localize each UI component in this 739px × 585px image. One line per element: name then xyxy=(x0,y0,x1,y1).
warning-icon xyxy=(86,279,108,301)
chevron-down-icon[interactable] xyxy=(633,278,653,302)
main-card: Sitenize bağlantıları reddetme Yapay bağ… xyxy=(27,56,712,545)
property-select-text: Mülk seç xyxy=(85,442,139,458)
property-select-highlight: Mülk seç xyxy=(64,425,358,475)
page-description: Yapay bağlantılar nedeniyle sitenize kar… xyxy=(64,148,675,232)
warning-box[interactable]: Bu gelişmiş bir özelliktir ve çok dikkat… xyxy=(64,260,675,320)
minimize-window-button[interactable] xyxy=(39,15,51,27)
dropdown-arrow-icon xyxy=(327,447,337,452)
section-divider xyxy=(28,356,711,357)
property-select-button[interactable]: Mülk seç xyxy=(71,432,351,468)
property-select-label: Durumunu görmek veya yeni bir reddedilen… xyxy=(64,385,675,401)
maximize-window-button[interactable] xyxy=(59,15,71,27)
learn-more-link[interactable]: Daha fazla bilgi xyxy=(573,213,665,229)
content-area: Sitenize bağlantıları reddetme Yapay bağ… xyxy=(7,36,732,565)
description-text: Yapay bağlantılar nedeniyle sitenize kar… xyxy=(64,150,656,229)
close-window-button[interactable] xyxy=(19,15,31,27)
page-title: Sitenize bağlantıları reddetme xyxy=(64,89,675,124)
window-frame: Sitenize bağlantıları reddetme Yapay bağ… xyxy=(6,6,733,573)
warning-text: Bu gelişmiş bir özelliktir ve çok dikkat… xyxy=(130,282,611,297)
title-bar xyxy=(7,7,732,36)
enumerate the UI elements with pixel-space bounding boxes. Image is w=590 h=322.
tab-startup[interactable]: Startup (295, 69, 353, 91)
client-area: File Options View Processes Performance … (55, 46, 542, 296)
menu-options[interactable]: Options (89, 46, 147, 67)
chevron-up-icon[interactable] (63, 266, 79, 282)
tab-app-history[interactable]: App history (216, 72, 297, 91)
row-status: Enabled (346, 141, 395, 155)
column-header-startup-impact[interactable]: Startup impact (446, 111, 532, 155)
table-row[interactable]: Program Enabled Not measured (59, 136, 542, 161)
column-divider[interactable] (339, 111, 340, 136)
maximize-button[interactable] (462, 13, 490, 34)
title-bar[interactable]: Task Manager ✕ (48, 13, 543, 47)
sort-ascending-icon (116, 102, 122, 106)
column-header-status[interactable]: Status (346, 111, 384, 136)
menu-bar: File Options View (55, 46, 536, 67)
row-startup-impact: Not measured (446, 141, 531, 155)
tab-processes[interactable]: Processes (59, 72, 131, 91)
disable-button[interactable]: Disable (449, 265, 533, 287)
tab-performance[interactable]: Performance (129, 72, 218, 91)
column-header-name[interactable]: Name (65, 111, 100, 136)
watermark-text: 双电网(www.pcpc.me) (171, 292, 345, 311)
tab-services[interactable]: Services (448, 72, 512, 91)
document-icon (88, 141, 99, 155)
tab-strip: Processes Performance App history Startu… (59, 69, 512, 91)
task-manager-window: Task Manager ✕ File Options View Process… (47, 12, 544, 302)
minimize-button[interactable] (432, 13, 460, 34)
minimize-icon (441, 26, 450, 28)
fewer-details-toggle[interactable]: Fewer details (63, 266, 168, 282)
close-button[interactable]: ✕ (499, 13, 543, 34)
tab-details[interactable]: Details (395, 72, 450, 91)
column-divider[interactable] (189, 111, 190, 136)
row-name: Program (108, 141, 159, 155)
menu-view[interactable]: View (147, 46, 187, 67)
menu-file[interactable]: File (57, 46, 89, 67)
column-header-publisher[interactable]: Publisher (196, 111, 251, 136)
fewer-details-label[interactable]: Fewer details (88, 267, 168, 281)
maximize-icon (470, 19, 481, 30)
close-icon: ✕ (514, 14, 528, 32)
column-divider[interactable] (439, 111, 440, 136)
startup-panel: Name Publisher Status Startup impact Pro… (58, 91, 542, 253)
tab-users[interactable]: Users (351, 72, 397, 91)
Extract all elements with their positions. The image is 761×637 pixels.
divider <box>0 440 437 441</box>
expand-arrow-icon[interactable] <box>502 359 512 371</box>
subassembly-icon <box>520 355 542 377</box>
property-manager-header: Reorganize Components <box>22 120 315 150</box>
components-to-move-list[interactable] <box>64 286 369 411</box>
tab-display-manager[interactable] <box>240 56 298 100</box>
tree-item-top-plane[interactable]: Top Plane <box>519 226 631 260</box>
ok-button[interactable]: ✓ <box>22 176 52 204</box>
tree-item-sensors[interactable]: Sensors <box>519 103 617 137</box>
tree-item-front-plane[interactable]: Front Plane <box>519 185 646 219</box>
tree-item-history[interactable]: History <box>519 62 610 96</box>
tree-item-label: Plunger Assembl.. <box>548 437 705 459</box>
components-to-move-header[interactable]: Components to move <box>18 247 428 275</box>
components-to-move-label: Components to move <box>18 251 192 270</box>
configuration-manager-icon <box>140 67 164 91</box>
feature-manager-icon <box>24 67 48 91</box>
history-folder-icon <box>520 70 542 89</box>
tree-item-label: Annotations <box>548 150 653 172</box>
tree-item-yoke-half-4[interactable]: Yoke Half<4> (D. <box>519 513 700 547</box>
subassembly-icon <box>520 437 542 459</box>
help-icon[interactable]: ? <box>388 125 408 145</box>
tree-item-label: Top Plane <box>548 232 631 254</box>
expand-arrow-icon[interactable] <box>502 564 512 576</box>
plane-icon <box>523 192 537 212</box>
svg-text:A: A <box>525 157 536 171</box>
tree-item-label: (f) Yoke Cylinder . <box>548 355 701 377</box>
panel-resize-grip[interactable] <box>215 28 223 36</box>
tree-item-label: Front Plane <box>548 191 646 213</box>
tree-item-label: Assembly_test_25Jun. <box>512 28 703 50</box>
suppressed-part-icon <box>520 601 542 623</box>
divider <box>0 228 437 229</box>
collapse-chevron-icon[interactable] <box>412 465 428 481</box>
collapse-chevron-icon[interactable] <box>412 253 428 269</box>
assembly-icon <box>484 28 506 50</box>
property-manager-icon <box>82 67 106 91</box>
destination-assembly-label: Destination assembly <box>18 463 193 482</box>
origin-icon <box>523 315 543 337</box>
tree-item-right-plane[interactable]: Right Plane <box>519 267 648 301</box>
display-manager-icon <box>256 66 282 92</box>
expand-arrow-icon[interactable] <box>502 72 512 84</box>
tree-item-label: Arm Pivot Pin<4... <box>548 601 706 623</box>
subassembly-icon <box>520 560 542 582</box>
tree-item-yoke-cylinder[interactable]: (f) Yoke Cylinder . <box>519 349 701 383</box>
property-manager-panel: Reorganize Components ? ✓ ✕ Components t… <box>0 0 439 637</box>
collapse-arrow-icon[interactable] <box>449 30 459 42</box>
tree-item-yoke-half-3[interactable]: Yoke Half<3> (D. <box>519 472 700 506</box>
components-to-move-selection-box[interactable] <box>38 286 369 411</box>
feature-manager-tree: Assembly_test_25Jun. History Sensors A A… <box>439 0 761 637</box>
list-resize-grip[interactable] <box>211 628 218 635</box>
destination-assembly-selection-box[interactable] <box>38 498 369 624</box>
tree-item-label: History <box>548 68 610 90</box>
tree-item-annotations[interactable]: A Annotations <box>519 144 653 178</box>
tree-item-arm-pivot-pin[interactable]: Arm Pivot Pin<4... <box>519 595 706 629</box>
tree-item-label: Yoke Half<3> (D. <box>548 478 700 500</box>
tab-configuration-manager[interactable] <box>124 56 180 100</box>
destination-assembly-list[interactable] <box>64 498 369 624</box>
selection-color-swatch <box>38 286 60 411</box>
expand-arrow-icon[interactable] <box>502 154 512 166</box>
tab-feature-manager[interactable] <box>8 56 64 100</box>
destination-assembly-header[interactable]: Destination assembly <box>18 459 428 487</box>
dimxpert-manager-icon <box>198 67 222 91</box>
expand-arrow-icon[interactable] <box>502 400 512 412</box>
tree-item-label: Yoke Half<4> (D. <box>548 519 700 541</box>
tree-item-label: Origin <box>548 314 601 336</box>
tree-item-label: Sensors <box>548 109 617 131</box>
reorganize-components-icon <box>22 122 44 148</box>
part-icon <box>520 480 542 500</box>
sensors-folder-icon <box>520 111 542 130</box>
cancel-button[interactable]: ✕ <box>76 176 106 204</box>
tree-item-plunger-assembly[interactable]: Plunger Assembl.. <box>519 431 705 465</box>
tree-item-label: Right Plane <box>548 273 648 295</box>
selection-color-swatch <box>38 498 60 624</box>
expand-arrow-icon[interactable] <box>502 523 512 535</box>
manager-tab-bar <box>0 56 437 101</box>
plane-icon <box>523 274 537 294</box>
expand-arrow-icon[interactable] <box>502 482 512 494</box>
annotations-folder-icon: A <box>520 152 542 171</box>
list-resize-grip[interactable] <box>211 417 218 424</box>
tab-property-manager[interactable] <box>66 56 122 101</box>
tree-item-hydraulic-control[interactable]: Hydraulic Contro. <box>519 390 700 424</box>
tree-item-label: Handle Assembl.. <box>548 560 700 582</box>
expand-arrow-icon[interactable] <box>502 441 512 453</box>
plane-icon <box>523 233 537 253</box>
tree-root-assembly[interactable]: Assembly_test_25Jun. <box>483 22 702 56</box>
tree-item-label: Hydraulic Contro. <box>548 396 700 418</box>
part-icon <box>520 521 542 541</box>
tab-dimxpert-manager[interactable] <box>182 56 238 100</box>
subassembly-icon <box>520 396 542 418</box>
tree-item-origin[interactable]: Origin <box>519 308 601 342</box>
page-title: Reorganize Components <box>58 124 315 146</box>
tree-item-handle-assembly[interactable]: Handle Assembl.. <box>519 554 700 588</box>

----------

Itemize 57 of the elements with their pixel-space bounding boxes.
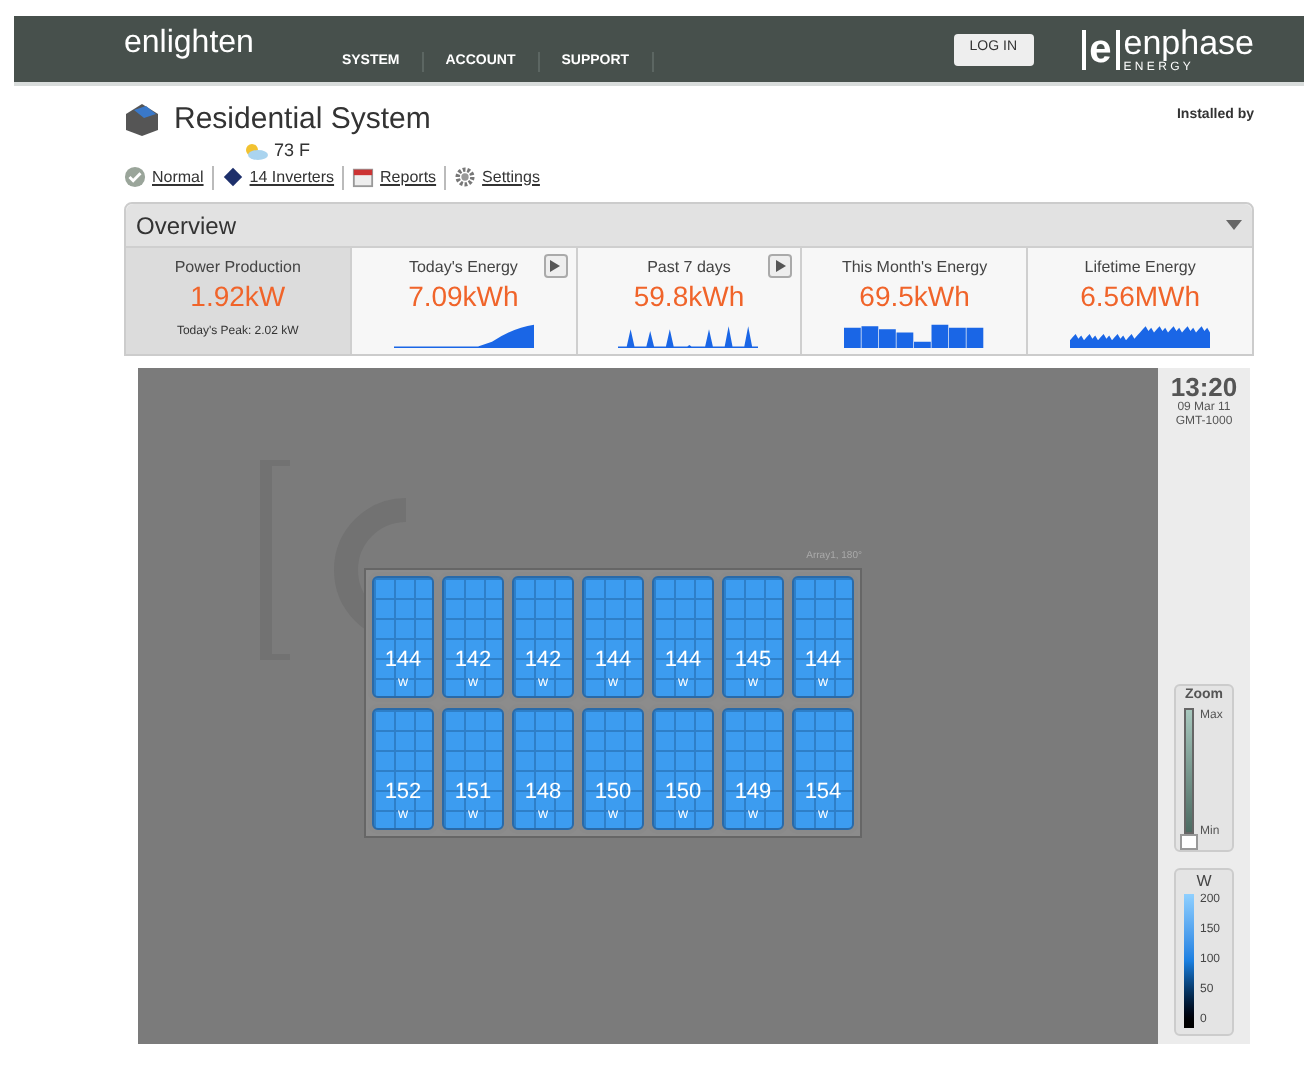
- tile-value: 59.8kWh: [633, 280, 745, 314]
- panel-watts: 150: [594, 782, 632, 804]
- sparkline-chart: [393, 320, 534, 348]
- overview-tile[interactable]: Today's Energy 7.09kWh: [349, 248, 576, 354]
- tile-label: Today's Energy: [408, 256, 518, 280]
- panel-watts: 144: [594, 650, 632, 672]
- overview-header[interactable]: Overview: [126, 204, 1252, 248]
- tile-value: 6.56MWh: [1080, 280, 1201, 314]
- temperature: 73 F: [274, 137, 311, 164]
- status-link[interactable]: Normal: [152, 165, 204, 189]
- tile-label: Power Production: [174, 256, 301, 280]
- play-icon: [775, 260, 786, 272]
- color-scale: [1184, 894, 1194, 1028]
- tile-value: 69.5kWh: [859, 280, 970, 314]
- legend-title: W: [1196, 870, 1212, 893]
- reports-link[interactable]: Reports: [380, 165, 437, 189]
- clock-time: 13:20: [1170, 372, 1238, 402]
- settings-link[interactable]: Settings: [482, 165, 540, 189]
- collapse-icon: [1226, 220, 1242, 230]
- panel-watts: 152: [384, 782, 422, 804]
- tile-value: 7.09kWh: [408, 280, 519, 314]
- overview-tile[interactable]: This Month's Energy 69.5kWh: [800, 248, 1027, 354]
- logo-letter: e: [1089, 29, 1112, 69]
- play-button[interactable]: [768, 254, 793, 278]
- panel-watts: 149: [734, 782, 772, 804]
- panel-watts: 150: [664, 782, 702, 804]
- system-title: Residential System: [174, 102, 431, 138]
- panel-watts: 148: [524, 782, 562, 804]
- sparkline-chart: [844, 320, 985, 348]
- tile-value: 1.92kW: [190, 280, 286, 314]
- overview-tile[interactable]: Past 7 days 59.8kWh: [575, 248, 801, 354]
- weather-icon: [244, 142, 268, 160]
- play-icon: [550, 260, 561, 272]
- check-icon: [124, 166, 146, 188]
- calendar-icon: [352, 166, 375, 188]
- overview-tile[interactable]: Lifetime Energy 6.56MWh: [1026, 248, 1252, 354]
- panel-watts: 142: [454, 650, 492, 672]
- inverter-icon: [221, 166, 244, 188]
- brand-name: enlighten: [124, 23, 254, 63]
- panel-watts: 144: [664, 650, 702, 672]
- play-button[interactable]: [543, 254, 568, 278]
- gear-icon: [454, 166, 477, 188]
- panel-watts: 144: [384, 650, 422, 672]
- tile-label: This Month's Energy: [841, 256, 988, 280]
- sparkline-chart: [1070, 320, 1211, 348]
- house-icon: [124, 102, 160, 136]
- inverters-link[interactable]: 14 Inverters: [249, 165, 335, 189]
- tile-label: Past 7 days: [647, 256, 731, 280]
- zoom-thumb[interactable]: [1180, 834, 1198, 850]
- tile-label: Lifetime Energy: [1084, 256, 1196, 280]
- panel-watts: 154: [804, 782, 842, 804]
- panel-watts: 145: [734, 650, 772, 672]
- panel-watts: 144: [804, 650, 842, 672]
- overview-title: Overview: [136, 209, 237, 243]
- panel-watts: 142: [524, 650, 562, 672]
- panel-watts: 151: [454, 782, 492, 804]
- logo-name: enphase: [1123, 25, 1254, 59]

----------

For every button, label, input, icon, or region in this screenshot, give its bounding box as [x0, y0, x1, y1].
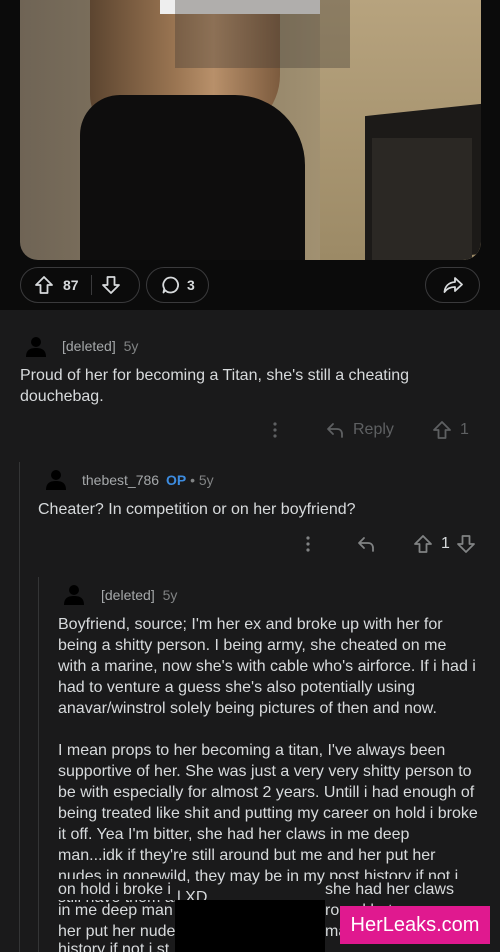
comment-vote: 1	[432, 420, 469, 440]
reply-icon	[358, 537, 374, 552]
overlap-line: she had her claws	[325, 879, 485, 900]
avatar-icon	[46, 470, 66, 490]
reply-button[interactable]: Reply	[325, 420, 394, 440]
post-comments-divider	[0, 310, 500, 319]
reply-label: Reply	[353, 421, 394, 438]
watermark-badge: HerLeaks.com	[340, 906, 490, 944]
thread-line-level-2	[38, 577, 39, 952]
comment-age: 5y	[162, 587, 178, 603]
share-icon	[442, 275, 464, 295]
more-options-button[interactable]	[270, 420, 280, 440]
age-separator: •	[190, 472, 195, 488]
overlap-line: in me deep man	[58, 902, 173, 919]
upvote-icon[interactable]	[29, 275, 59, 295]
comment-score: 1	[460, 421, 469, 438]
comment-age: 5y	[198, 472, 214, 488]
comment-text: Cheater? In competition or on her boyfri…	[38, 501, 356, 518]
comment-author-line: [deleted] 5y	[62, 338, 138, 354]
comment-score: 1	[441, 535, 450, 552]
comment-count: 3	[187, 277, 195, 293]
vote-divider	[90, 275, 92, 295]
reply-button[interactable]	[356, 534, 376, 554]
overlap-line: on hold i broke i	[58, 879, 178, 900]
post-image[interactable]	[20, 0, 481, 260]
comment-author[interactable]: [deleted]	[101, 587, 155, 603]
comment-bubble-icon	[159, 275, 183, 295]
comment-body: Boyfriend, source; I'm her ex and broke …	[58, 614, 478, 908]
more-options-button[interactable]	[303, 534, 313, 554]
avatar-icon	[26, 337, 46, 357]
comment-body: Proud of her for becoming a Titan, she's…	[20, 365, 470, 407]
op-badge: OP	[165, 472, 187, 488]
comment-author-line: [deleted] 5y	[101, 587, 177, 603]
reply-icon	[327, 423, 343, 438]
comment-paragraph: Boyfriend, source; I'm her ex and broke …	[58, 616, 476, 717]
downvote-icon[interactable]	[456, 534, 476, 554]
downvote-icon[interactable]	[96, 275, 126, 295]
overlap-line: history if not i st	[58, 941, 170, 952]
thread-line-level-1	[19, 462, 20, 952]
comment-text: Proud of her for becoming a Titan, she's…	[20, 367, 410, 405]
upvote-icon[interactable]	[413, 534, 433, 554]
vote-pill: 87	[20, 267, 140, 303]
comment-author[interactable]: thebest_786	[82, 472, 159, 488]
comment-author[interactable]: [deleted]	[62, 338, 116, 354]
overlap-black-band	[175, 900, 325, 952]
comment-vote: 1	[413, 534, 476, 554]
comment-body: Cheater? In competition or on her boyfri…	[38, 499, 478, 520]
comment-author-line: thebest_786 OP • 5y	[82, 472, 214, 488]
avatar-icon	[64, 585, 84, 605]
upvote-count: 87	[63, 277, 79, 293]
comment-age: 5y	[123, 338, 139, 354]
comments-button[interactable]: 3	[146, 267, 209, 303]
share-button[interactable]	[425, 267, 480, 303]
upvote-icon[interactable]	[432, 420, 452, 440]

----------

- Problem to work on:
Reproduce the records starting at the line containing "localize each UI" and ending at the line containing "description-text: Yapay bağlantılar", with "Mülk seç" replaced by "Select property" and everything else left unchanged.

- Task answer:
localize each UI component in this 739px × 585px image. One line per element: name then xyxy=(x0,y0,x1,y1).
warning-icon xyxy=(86,279,108,301)
chevron-down-icon[interactable] xyxy=(633,278,653,302)
main-card: Sitenize bağlantıları reddetme Yapay bağ… xyxy=(27,56,712,545)
property-select-text: Select property xyxy=(85,442,139,458)
property-select-highlight: Select property xyxy=(64,425,358,475)
page-description: Yapay bağlantılar nedeniyle sitenize kar… xyxy=(64,148,675,232)
warning-box[interactable]: Bu gelişmiş bir özelliktir ve çok dikkat… xyxy=(64,260,675,320)
minimize-window-button[interactable] xyxy=(39,15,51,27)
dropdown-arrow-icon xyxy=(327,447,337,452)
section-divider xyxy=(28,356,711,357)
property-select-button[interactable]: Select property xyxy=(71,432,351,468)
property-select-label: Durumunu görmek veya yeni bir reddedilen… xyxy=(64,385,675,401)
maximize-window-button[interactable] xyxy=(59,15,71,27)
learn-more-link[interactable]: Daha fazla bilgi xyxy=(573,213,665,229)
content-area: Sitenize bağlantıları reddetme Yapay bağ… xyxy=(7,36,732,565)
description-text: Yapay bağlantılar nedeniyle sitenize kar… xyxy=(64,150,656,229)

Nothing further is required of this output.